====== PROVIDED ENTRIES ======

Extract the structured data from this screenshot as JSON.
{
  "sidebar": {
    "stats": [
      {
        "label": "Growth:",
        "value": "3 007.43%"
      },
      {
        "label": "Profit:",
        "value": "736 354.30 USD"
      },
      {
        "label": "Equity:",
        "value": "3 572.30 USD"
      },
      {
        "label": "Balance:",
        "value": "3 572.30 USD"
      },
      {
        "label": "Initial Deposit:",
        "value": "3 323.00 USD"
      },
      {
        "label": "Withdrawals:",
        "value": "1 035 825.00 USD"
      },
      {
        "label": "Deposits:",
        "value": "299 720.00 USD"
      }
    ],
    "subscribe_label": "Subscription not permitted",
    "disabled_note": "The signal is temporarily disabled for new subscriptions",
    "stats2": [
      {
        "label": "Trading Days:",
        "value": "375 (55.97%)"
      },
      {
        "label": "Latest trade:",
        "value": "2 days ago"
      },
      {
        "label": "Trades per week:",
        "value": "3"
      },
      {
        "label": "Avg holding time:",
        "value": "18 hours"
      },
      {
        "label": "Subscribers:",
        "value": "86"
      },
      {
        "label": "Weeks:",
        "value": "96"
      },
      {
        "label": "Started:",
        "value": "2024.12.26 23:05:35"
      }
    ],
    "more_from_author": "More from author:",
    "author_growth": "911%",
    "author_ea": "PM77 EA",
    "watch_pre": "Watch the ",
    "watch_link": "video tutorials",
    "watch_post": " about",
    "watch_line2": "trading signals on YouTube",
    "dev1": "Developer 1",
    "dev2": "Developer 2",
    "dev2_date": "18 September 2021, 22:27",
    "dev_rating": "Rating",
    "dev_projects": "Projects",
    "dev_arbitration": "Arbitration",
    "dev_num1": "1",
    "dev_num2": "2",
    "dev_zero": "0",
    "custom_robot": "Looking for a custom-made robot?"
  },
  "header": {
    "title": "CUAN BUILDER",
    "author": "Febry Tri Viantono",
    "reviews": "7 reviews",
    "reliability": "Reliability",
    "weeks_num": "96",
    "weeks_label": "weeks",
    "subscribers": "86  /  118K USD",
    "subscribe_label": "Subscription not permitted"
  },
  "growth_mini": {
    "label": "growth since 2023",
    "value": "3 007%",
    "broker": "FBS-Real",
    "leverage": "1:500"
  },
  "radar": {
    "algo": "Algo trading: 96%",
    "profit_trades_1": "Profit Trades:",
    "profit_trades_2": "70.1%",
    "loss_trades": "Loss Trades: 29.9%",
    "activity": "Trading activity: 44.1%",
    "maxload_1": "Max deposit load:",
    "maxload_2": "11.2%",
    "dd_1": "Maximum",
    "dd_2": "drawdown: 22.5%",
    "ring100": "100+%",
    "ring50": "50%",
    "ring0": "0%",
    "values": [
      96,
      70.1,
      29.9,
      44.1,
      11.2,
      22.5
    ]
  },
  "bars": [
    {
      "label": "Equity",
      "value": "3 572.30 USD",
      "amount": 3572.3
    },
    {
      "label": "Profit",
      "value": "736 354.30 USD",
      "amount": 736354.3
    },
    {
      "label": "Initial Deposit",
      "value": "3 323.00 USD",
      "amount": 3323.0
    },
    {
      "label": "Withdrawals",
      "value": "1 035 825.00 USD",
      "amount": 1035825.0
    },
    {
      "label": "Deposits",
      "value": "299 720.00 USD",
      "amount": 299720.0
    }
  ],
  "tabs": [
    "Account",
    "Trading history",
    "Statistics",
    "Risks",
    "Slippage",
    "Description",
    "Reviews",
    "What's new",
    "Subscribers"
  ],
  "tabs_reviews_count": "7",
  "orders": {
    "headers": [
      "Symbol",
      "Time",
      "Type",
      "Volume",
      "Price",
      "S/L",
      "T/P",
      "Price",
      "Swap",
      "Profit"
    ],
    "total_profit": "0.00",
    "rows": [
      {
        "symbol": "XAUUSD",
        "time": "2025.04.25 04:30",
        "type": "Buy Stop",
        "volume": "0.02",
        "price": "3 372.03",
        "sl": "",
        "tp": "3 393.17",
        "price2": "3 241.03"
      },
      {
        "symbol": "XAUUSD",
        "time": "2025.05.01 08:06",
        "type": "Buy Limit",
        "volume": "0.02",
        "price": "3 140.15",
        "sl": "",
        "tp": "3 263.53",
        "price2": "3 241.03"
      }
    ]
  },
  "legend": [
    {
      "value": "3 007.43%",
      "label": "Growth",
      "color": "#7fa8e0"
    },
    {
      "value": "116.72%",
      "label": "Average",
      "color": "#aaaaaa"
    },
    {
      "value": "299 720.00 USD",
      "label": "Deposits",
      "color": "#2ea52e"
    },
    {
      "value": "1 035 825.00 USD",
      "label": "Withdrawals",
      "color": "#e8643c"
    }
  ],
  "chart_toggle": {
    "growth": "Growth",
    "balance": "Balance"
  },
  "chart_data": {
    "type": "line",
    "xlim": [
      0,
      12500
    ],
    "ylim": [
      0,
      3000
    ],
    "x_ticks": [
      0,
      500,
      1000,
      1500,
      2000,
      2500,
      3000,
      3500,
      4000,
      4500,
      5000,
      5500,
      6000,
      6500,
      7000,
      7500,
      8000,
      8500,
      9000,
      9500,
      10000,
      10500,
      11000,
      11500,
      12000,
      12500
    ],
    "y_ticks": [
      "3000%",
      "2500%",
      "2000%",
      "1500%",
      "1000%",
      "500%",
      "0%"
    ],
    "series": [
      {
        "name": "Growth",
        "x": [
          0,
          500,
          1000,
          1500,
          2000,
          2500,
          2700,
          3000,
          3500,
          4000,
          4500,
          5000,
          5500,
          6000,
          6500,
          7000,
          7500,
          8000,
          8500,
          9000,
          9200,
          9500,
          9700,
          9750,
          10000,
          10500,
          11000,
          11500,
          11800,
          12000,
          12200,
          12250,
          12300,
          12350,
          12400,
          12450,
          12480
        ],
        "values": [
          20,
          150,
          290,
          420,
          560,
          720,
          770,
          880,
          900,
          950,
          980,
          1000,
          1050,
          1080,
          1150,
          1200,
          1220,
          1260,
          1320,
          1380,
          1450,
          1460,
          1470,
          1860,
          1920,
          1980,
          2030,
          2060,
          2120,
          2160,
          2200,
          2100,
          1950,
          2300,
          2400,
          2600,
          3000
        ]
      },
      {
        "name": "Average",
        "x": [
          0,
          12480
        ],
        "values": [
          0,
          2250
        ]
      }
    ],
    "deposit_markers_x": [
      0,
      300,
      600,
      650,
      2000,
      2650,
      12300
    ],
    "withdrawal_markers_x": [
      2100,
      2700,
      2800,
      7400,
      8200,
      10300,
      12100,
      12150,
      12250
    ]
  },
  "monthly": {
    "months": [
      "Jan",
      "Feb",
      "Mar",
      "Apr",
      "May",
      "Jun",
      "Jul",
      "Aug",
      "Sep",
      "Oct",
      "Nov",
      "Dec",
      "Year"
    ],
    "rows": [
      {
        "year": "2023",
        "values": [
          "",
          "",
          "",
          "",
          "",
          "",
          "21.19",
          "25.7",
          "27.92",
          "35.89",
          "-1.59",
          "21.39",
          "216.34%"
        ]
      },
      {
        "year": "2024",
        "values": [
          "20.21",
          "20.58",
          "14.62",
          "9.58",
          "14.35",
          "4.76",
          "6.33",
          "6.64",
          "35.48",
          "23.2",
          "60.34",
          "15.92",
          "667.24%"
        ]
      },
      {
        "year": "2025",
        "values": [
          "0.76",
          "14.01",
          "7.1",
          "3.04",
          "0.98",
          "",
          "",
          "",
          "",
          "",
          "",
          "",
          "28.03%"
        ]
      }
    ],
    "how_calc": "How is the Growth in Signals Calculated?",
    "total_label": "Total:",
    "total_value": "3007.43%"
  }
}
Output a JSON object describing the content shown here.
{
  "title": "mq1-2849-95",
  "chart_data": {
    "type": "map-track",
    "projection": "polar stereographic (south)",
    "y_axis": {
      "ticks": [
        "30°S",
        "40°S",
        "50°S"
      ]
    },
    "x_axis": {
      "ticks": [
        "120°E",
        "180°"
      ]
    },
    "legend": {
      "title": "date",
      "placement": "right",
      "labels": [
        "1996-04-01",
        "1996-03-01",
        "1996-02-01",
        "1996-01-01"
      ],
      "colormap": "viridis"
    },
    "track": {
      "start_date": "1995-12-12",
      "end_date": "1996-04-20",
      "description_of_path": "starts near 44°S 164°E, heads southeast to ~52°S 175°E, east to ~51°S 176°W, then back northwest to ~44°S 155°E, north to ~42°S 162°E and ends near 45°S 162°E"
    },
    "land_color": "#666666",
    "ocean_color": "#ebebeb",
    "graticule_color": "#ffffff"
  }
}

======

▶ [WHAT THE TASK REQUIRES]
Repeat, word for word, every line from the line that contains "Output a JSON" to the end of the entries; include both of those lines and no others.

▶ [REPLY TO THE EXERCISE]
Output a JSON object describing the content shown here.
{
  "title": "mq1-2849-95",
  "chart_data": {
    "type": "map-track",
    "projection": "polar stereographic (south)",
    "y_axis": {
      "ticks": [
        "30°S",
        "40°S",
        "50°S"
      ]
    },
    "x_axis": {
      "ticks": [
        "120°E",
        "180°"
      ]
    },
    "legend": {
      "title": "date",
      "placement": "right",
      "labels": [
        "1996-04-01",
        "1996-03-01",
        "1996-02-01",
        "1996-01-01"
      ],
      "colormap": "viridis"
    },
    "track": {
      "start_date": "1995-12-12",
      "end_date": "1996-04-20",
      "description_of_path": "starts near 44°S 164°E, heads southeast to ~52°S 175°E, east to ~51°S 176°W, then back northwest to ~44°S 155°E, north to ~42°S 162°E and ends near 45°S 162°E"
    },
    "land_color": "#666666",
    "ocean_color": "#ebebeb",
    "graticule_color": "#ffffff"
  }
}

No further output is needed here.